start Data records

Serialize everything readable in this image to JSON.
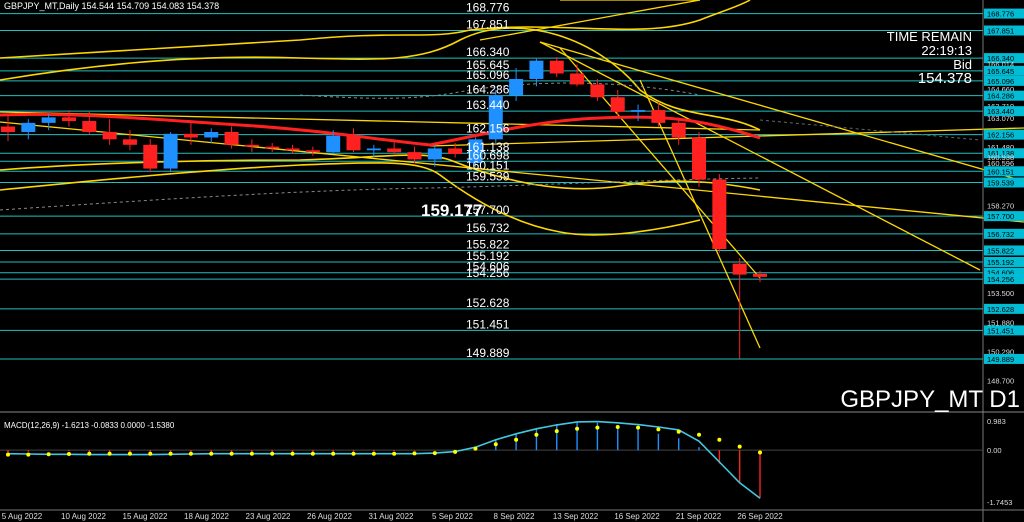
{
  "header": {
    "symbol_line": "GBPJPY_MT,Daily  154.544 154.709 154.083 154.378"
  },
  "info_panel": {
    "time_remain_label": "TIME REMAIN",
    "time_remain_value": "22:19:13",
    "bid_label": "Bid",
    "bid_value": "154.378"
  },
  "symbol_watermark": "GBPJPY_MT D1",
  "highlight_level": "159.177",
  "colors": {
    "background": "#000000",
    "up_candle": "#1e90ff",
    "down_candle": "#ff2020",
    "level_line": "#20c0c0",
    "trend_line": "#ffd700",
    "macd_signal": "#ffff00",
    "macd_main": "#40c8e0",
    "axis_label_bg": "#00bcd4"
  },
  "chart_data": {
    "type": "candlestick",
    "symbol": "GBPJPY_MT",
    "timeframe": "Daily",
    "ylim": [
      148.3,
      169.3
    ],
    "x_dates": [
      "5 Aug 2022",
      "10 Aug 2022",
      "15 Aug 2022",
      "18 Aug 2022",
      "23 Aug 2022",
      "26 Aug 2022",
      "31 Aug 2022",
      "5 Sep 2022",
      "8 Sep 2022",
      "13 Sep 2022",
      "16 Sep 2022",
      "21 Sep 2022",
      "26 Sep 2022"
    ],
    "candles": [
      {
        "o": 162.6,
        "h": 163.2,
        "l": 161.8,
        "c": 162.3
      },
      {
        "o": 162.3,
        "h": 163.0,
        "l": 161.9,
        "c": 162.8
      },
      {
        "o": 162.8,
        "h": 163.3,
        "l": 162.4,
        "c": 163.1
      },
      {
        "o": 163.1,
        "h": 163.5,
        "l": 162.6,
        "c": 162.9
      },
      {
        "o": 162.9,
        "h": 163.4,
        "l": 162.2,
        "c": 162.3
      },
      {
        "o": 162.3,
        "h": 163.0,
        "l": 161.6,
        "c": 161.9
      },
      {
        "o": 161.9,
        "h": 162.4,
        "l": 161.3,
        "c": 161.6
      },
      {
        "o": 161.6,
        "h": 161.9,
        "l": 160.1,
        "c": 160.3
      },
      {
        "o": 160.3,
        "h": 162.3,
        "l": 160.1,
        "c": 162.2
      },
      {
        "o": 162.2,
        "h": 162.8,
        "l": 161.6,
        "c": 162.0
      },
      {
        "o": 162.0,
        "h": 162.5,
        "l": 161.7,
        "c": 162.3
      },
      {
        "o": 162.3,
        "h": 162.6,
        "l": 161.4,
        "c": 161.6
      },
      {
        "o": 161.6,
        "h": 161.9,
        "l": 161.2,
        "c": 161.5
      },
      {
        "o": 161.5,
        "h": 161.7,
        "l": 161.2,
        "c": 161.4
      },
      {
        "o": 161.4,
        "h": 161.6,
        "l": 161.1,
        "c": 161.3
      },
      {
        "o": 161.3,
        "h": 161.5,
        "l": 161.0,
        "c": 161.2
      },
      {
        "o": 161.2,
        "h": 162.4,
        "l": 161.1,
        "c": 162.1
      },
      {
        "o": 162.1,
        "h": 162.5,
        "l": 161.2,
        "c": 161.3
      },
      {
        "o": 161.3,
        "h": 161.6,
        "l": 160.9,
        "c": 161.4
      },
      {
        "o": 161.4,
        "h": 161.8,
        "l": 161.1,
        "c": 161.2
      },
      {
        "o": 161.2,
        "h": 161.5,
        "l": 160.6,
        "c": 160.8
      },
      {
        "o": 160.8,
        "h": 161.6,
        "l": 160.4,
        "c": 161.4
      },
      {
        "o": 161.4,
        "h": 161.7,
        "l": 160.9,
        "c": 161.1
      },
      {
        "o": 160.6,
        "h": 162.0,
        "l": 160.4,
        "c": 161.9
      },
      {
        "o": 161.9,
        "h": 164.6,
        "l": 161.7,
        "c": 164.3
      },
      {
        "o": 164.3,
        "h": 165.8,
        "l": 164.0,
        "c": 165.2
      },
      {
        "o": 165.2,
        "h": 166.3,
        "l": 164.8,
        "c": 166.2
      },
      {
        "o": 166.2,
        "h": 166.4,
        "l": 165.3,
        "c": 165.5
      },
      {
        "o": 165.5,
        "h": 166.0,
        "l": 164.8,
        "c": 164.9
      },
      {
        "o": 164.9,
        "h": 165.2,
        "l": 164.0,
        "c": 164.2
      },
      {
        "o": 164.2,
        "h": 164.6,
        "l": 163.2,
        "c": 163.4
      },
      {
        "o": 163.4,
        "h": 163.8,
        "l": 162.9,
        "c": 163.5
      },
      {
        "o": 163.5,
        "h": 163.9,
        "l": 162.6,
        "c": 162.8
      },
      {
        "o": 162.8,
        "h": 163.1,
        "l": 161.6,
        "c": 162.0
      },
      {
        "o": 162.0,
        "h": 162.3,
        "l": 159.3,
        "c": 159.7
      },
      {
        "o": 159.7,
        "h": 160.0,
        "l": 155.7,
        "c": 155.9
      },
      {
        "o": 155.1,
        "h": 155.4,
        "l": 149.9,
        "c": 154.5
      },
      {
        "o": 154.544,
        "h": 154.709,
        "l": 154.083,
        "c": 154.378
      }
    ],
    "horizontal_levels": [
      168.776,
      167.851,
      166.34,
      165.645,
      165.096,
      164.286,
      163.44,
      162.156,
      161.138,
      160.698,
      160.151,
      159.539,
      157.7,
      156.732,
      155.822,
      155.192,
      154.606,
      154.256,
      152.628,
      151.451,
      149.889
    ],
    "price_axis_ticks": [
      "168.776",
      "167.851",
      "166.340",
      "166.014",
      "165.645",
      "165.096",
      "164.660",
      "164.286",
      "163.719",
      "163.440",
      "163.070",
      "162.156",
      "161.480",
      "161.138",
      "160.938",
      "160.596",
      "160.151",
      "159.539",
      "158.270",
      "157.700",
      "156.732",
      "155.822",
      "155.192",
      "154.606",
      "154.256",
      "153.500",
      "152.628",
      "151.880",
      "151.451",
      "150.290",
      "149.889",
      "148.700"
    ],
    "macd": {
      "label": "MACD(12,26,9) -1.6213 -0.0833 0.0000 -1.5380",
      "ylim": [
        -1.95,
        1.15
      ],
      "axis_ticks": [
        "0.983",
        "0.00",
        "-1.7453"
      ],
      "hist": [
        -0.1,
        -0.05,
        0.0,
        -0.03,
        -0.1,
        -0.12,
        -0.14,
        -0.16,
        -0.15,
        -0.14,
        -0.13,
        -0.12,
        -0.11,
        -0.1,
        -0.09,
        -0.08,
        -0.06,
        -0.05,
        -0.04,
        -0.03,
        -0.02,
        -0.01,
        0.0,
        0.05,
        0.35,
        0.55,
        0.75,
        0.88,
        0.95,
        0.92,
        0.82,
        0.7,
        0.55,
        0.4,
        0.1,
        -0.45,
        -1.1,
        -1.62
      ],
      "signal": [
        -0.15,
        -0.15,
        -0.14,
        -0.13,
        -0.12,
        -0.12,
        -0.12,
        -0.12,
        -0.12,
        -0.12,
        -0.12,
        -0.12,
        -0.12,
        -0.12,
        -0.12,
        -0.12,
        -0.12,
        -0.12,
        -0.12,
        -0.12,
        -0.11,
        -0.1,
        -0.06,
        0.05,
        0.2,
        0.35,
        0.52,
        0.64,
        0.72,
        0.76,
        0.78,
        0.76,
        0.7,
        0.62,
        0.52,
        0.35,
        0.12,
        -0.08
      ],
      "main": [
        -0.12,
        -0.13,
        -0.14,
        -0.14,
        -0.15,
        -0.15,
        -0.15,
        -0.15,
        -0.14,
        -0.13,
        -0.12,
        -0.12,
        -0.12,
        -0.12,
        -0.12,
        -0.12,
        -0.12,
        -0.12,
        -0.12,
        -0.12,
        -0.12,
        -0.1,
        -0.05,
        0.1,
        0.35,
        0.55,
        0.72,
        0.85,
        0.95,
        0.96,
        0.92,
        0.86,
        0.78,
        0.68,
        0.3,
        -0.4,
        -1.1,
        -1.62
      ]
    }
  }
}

end Data records
start Data records

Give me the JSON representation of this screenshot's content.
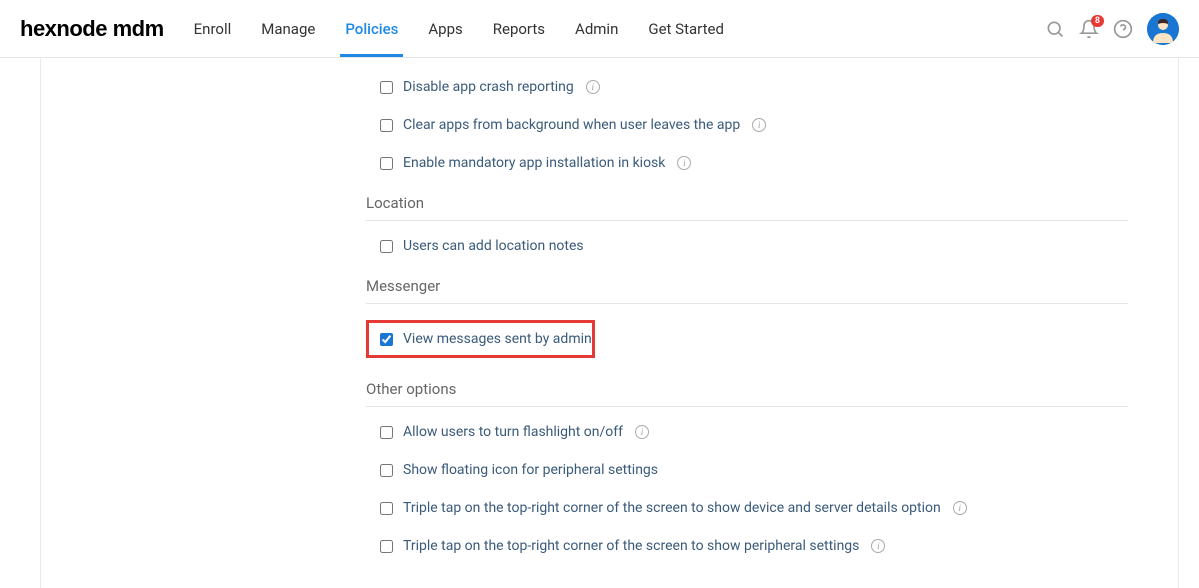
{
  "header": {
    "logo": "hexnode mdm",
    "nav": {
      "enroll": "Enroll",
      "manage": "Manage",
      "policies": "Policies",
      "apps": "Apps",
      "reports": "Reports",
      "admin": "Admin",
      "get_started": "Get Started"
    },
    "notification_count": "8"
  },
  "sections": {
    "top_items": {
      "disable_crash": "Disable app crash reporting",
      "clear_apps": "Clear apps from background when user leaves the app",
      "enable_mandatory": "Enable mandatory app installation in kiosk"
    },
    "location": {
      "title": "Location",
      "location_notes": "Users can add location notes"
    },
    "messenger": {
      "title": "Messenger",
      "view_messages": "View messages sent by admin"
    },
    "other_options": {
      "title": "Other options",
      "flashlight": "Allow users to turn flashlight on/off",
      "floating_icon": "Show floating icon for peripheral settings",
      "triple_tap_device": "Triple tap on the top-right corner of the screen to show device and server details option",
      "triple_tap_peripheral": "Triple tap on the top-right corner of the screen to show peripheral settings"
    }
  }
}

end Data records

Task brief: Across all the entries, count the lines that contain the word "admin" and give the number by itself.

Response below: 2